(WRITTEN TASK):
The records below must be transcribed exactly. Do not include the pictures.

(MATERIALS PROVIDED):
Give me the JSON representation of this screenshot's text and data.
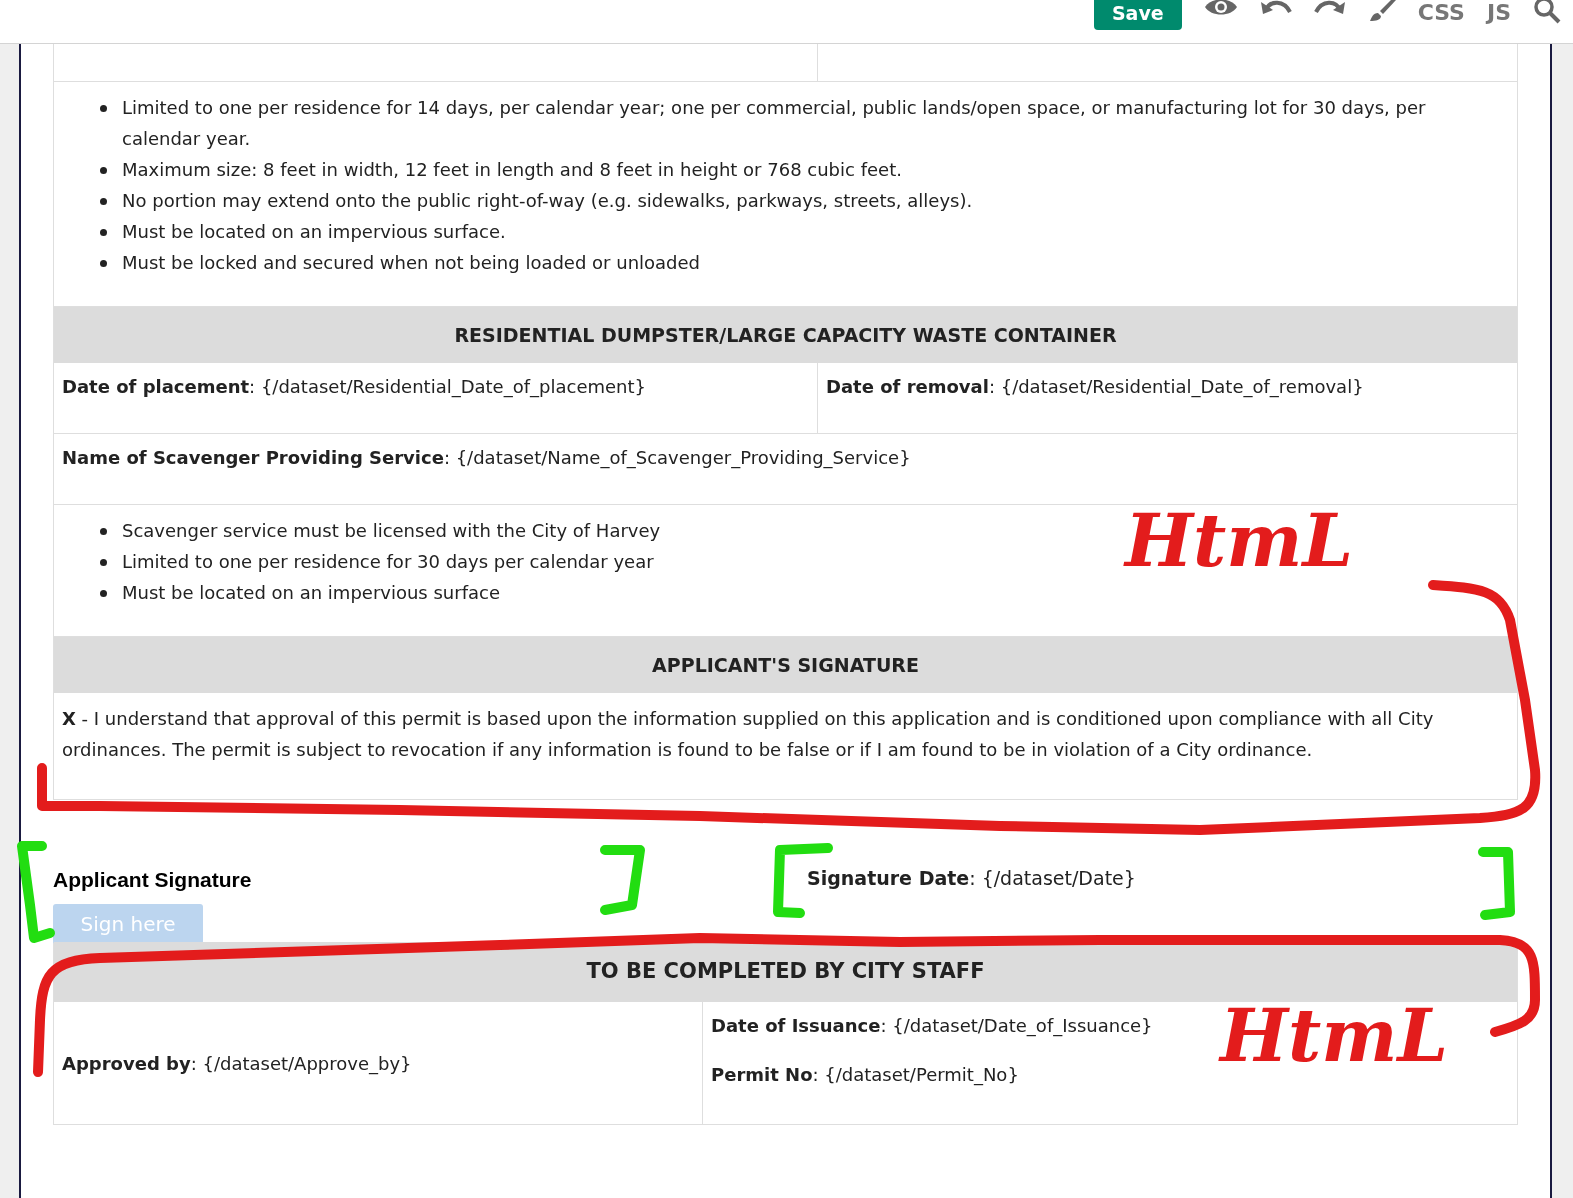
{
  "toolbar": {
    "save": "Save",
    "items": [
      {
        "kind": "eye"
      },
      {
        "kind": "undo"
      },
      {
        "kind": "redo"
      },
      {
        "kind": "brush"
      },
      {
        "kind": "text",
        "label": "CSS"
      },
      {
        "kind": "text",
        "label": "JS"
      },
      {
        "kind": "search"
      }
    ]
  },
  "blocks": [
    {
      "kind": "cut_row"
    },
    {
      "kind": "bullets",
      "items": [
        "Limited to one per residence for 14 days, per calendar year; one per commercial, public lands/open space, or manufacturing lot for 30 days, per calendar year.",
        "Maximum size: 8 feet in width, 12 feet in length and 8 feet in height or 768 cubic feet.",
        "No portion may extend onto the public right-of-way (e.g. sidewalks, parkways, streets, alleys).",
        "Must be located on an impervious surface.",
        "Must be locked and secured when not being loaded or unloaded"
      ]
    },
    {
      "kind": "header",
      "text": "RESIDENTIAL DUMPSTER/LARGE CAPACITY WASTE CONTAINER"
    },
    {
      "kind": "fields",
      "cells": [
        "**Date of placement**: {/dataset/Residential_Date_of_placement}",
        "**Date of removal**: {/dataset/Residential_Date_of_removal}"
      ]
    },
    {
      "kind": "fields",
      "cells": [
        "**Name of Scavenger Providing Service**: {/dataset/Name_of_Scavenger_Providing_Service}"
      ]
    },
    {
      "kind": "bullets",
      "items": [
        "Scavenger service must be licensed with the City of Harvey",
        "Limited to one per residence for 30 days per calendar year",
        "Must be located on an impervious surface"
      ]
    },
    {
      "kind": "header",
      "text": "APPLICANT'S SIGNATURE"
    },
    {
      "kind": "paragraph",
      "text": "**X** - I understand that approval of this permit is based upon the information supplied on this application and is conditioned upon compliance with all City ordinances. The permit is subject to revocation if any information is found to be false or if I am found to be in violation of a City ordinance."
    }
  ],
  "signature": {
    "label": "Applicant Signature",
    "button": "Sign here",
    "date": "**Signature Date**: {/dataset/Date}"
  },
  "staff": {
    "header": "TO BE COMPLETED BY CITY STAFF",
    "left": "**Approved by**: {/dataset/Approve_by}",
    "right": [
      "**Date of Issuance**: {/dataset/Date_of_Issuance}",
      "**Permit No**: {/dataset/Permit_No}"
    ]
  },
  "annotations": [
    {
      "text": "HtmL"
    },
    {
      "text": "HtmL"
    }
  ]
}
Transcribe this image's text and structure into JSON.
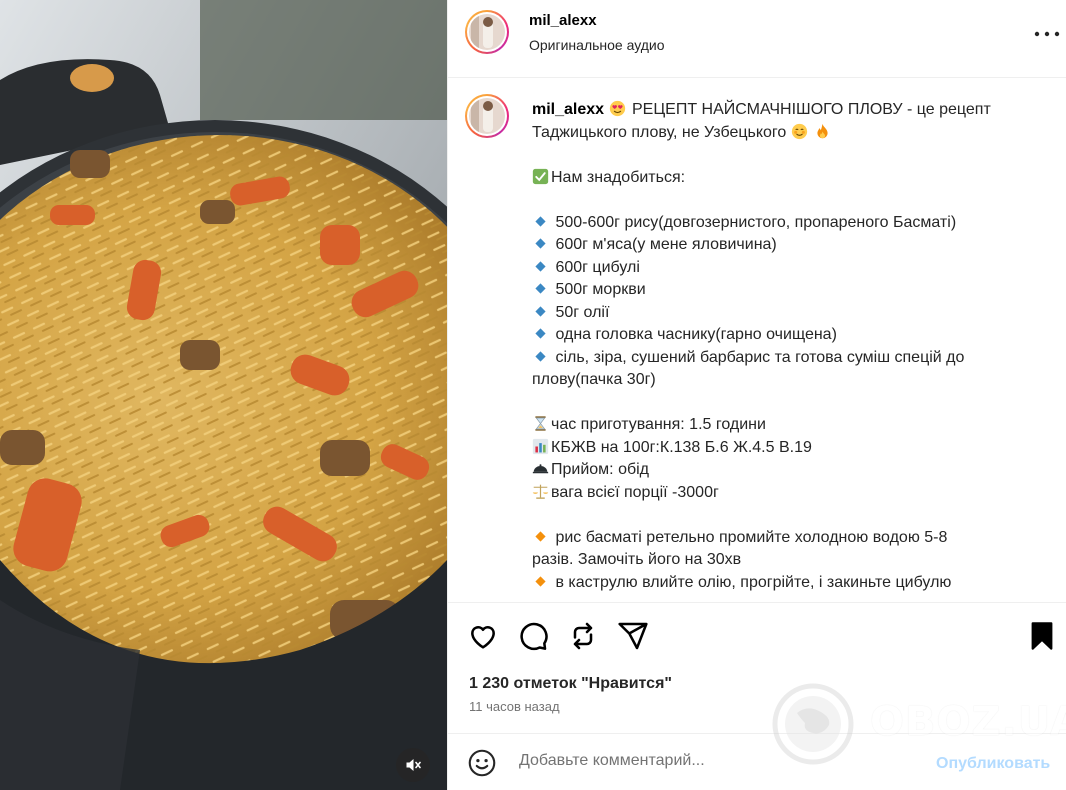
{
  "post": {
    "username": "mil_alexx",
    "audio": "Оригинальное аудио",
    "caption": {
      "line1": "РЕЦЕПТ НАЙСМАЧНІШОГО ПЛОВУ - це рецепт",
      "line2": "Таджицького плову, не Узбецького",
      "need_title": "Нам знадобиться:",
      "ingredients": [
        "500-600г рису(довгозернистого, пропареного Басматі)",
        "600г м'яса(у мене яловичина)",
        "600г цибулі",
        "500г моркви",
        "50г олії",
        "одна головка часнику(гарно очищена)",
        "сіль, зіра, сушений барбарис та готова суміш спецій до"
      ],
      "ingredients_cont": "плову(пачка 30г)",
      "info": {
        "time": "час приготування: 1.5 години",
        "kbju": "КБЖВ на 100г:К.138 Б.6 Ж.4.5 В.19",
        "meal": "Прийом: обід",
        "weight": "вага всієї порції -3000г"
      },
      "steps": {
        "s1a": "рис басматі ретельно промийте холодною водою 5-8",
        "s1b": "разів. Замочіть його на 30хв",
        "s2": "в каструлю влийте олію, прогрійте, і закиньте цибулю"
      }
    },
    "likes": "1 230 отметок \"Нравится\"",
    "time_ago": "11 часов назад"
  },
  "comment": {
    "placeholder": "Добавьте комментарий...",
    "publish": "Опубликовать"
  },
  "watermark": "OBOZ.UA",
  "icons": {
    "more": "more-horizontal-icon",
    "like": "heart-icon",
    "comment": "comment-icon",
    "repost": "repost-icon",
    "share": "share-icon",
    "save": "bookmark-icon",
    "emoji": "smiley-icon",
    "mute": "speaker-muted-icon"
  },
  "colors": {
    "text": "#262626",
    "muted": "#737373",
    "publish": "#b3dbff",
    "border": "#efefef"
  }
}
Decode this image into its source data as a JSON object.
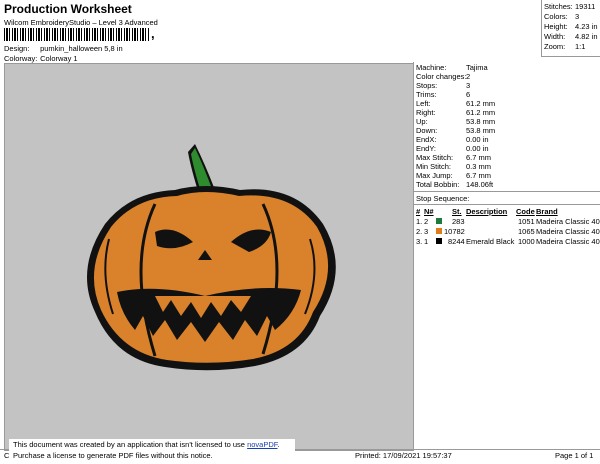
{
  "header": {
    "title": "Production Worksheet",
    "subtitle": "Wilcom EmbroideryStudio – Level 3 Advanced",
    "barcode_suffix": ",",
    "design_label": "Design:",
    "design_value": "pumkin_halloween 5,8 in",
    "colorway_label": "Colorway:",
    "colorway_value": "Colorway 1"
  },
  "summary": {
    "stitches_label": "Stitches:",
    "stitches_value": "19311",
    "colors_label": "Colors:",
    "colors_value": "3",
    "height_label": "Height:",
    "height_value": "4.23 in",
    "width_label": "Width:",
    "width_value": "4.82 in",
    "zoom_label": "Zoom:",
    "zoom_value": "1:1"
  },
  "machine": [
    {
      "label": "Machine:",
      "value": "Tajima"
    },
    {
      "label": "Color changes:",
      "value": "2"
    },
    {
      "label": "Stops:",
      "value": "3"
    },
    {
      "label": "Trims:",
      "value": "6"
    },
    {
      "label": "Left:",
      "value": "61.2 mm"
    },
    {
      "label": "Right:",
      "value": "61.2 mm"
    },
    {
      "label": "Up:",
      "value": "53.8 mm"
    },
    {
      "label": "Down:",
      "value": "53.8 mm"
    },
    {
      "label": "EndX:",
      "value": "0.00 in"
    },
    {
      "label": "EndY:",
      "value": "0.00 in"
    },
    {
      "label": "Max Stitch:",
      "value": "6.7 mm"
    },
    {
      "label": "Min Stitch:",
      "value": "0.3 mm"
    },
    {
      "label": "Max Jump:",
      "value": "6.7 mm"
    },
    {
      "label": "Total Bobbin:",
      "value": "148.06ft"
    }
  ],
  "stop_sequence": {
    "title": "Stop Sequence:",
    "headers": {
      "num": "#",
      "n": "N#",
      "st": "St.",
      "description": "Description",
      "code": "Code",
      "brand": "Brand"
    },
    "rows": [
      {
        "num": "1.",
        "n": "2",
        "color": "#1e7a3a",
        "st": "283",
        "description": "",
        "code": "1051",
        "brand": "Madeira Classic 40"
      },
      {
        "num": "2.",
        "n": "3",
        "color": "#e07b1a",
        "st": "10782",
        "description": "",
        "code": "1065",
        "brand": "Madeira Classic 40"
      },
      {
        "num": "3.",
        "n": "1",
        "color": "#000000",
        "st": "8244",
        "description": "Emerald Black",
        "code": "1000",
        "brand": "Madeira Classic 40"
      }
    ]
  },
  "footer": {
    "note_line1": "This document was created by an application that isn't licensed to use",
    "note_link": "novaPDF",
    "note_line1_end": ".",
    "note_line2": "Purchase a license to generate PDF files without this notice.",
    "cr": "Cr",
    "printed": "Printed: 17/09/2021 19:57:37",
    "page": "Page 1 of 1"
  }
}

(EXERCISE SOLUTION):
Give me the JSON representation of this screenshot's text and data.
{
  "toolbar": {
    "save": "Save",
    "items": [
      {
        "kind": "eye"
      },
      {
        "kind": "undo"
      },
      {
        "kind": "redo"
      },
      {
        "kind": "brush"
      },
      {
        "kind": "text",
        "label": "CSS"
      },
      {
        "kind": "text",
        "label": "JS"
      },
      {
        "kind": "search"
      }
    ]
  },
  "blocks": [
    {
      "kind": "cut_row"
    },
    {
      "kind": "bullets",
      "items": [
        "Limited to one per residence for 14 days, per calendar year; one per commercial, public lands/open space, or manufacturing lot for 30 days, per calendar year.",
        "Maximum size: 8 feet in width, 12 feet in length and 8 feet in height or 768 cubic feet.",
        "No portion may extend onto the public right-of-way (e.g. sidewalks, parkways, streets, alleys).",
        "Must be located on an impervious surface.",
        "Must be locked and secured when not being loaded or unloaded"
      ]
    },
    {
      "kind": "header",
      "text": "RESIDENTIAL DUMPSTER/LARGE CAPACITY WASTE CONTAINER"
    },
    {
      "kind": "fields",
      "cells": [
        "**Date of placement**: {/dataset/Residential_Date_of_placement}",
        "**Date of removal**: {/dataset/Residential_Date_of_removal}"
      ]
    },
    {
      "kind": "fields",
      "cells": [
        "**Name of Scavenger Providing Service**: {/dataset/Name_of_Scavenger_Providing_Service}"
      ]
    },
    {
      "kind": "bullets",
      "items": [
        "Scavenger service must be licensed with the City of Harvey",
        "Limited to one per residence for 30 days per calendar year",
        "Must be located on an impervious surface"
      ]
    },
    {
      "kind": "header",
      "text": "APPLICANT'S SIGNATURE"
    },
    {
      "kind": "paragraph",
      "text": "**X** - I understand that approval of this permit is based upon the information supplied on this application and is conditioned upon compliance with all City ordinances. The permit is subject to revocation if any information is found to be false or if I am found to be in violation of a City ordinance."
    }
  ],
  "signature": {
    "label": "Applicant Signature",
    "button": "Sign here",
    "date": "**Signature Date**: {/dataset/Date}"
  },
  "staff": {
    "header": "TO BE COMPLETED BY CITY STAFF",
    "left": "**Approved by**: {/dataset/Approve_by}",
    "right": [
      "**Date of Issuance**: {/dataset/Date_of_Issuance}",
      "**Permit No**: {/dataset/Permit_No}"
    ]
  },
  "annotations": [
    {
      "text": "HtmL"
    },
    {
      "text": "HtmL"
    }
  ]
}
Transcribe this image's text and structure into JSON.
{
  "post": {
    "username": "mil_alexx",
    "audio": "Оригинальное аудио",
    "caption": {
      "line1": "РЕЦЕПТ НАЙСМАЧНІШОГО ПЛОВУ - це рецепт",
      "line2": "Таджицького плову, не Узбецького",
      "need_title": "Нам знадобиться:",
      "ingredients": [
        "500-600г рису(довгозернистого, пропареного Басматі)",
        "600г м'яса(у мене яловичина)",
        "600г цибулі",
        "500г моркви",
        "50г олії",
        "одна головка часнику(гарно очищена)",
        "сіль, зіра, сушений барбарис та готова суміш спецій до"
      ],
      "ingredients_cont": "плову(пачка 30г)",
      "info": {
        "time": "час приготування: 1.5 години",
        "kbju": "КБЖВ на 100г:К.138 Б.6 Ж.4.5 В.19",
        "meal": "Прийом: обід",
        "weight": "вага всієї порції -3000г"
      },
      "steps": {
        "s1a": "рис басматі ретельно промийте холодною водою 5-8",
        "s1b": "разів. Замочіть його на 30хв",
        "s2": "в каструлю влийте олію, прогрійте, і закиньте цибулю"
      }
    },
    "likes": "1 230 отметок \"Нравится\"",
    "time_ago": "11 часов назад"
  },
  "comment": {
    "placeholder": "Добавьте комментарий...",
    "publish": "Опубликовать"
  },
  "watermark": "OBOZ.UA",
  "icons": {
    "more": "more-horizontal-icon",
    "like": "heart-icon",
    "comment": "comment-icon",
    "repost": "repost-icon",
    "share": "share-icon",
    "save": "bookmark-icon",
    "emoji": "smiley-icon",
    "mute": "speaker-muted-icon"
  },
  "colors": {
    "text": "#262626",
    "muted": "#737373",
    "publish": "#b3dbff",
    "border": "#efefef"
  }
}
Decode this image into its source data as a JSON object.
{
  "header": {
    "title": "Production Worksheet",
    "subtitle": "Wilcom EmbroideryStudio – Level 3 Advanced",
    "barcode_suffix": ",",
    "design_label": "Design:",
    "design_value": "pumkin_halloween 5,8 in",
    "colorway_label": "Colorway:",
    "colorway_value": "Colorway 1"
  },
  "summary": {
    "stitches_label": "Stitches:",
    "stitches_value": "19311",
    "colors_label": "Colors:",
    "colors_value": "3",
    "height_label": "Height:",
    "height_value": "4.23 in",
    "width_label": "Width:",
    "width_value": "4.82 in",
    "zoom_label": "Zoom:",
    "zoom_value": "1:1"
  },
  "machine": [
    {
      "label": "Machine:",
      "value": "Tajima"
    },
    {
      "label": "Color changes:",
      "value": "2"
    },
    {
      "label": "Stops:",
      "value": "3"
    },
    {
      "label": "Trims:",
      "value": "6"
    },
    {
      "label": "Left:",
      "value": "61.2 mm"
    },
    {
      "label": "Right:",
      "value": "61.2 mm"
    },
    {
      "label": "Up:",
      "value": "53.8 mm"
    },
    {
      "label": "Down:",
      "value": "53.8 mm"
    },
    {
      "label": "EndX:",
      "value": "0.00 in"
    },
    {
      "label": "EndY:",
      "value": "0.00 in"
    },
    {
      "label": "Max Stitch:",
      "value": "6.7 mm"
    },
    {
      "label": "Min Stitch:",
      "value": "0.3 mm"
    },
    {
      "label": "Max Jump:",
      "value": "6.7 mm"
    },
    {
      "label": "Total Bobbin:",
      "value": "148.06ft"
    }
  ],
  "stop_sequence": {
    "title": "Stop Sequence:",
    "headers": {
      "num": "#",
      "n": "N#",
      "st": "St.",
      "description": "Description",
      "code": "Code",
      "brand": "Brand"
    },
    "rows": [
      {
        "num": "1.",
        "n": "2",
        "color": "#1e7a3a",
        "st": "283",
        "description": "",
        "code": "1051",
        "brand": "Madeira Classic 40"
      },
      {
        "num": "2.",
        "n": "3",
        "color": "#e07b1a",
        "st": "10782",
        "description": "",
        "code": "1065",
        "brand": "Madeira Classic 40"
      },
      {
        "num": "3.",
        "n": "1",
        "color": "#000000",
        "st": "8244",
        "description": "Emerald Black",
        "code": "1000",
        "brand": "Madeira Classic 40"
      }
    ]
  },
  "footer": {
    "note_line1": "This document was created by an application that isn't licensed to use",
    "note_link": "novaPDF",
    "note_line1_end": ".",
    "note_line2": "Purchase a license to generate PDF files without this notice.",
    "cr": "Cr",
    "printed": "Printed: 17/09/2021 19:57:37",
    "page": "Page 1 of 1"
  }
}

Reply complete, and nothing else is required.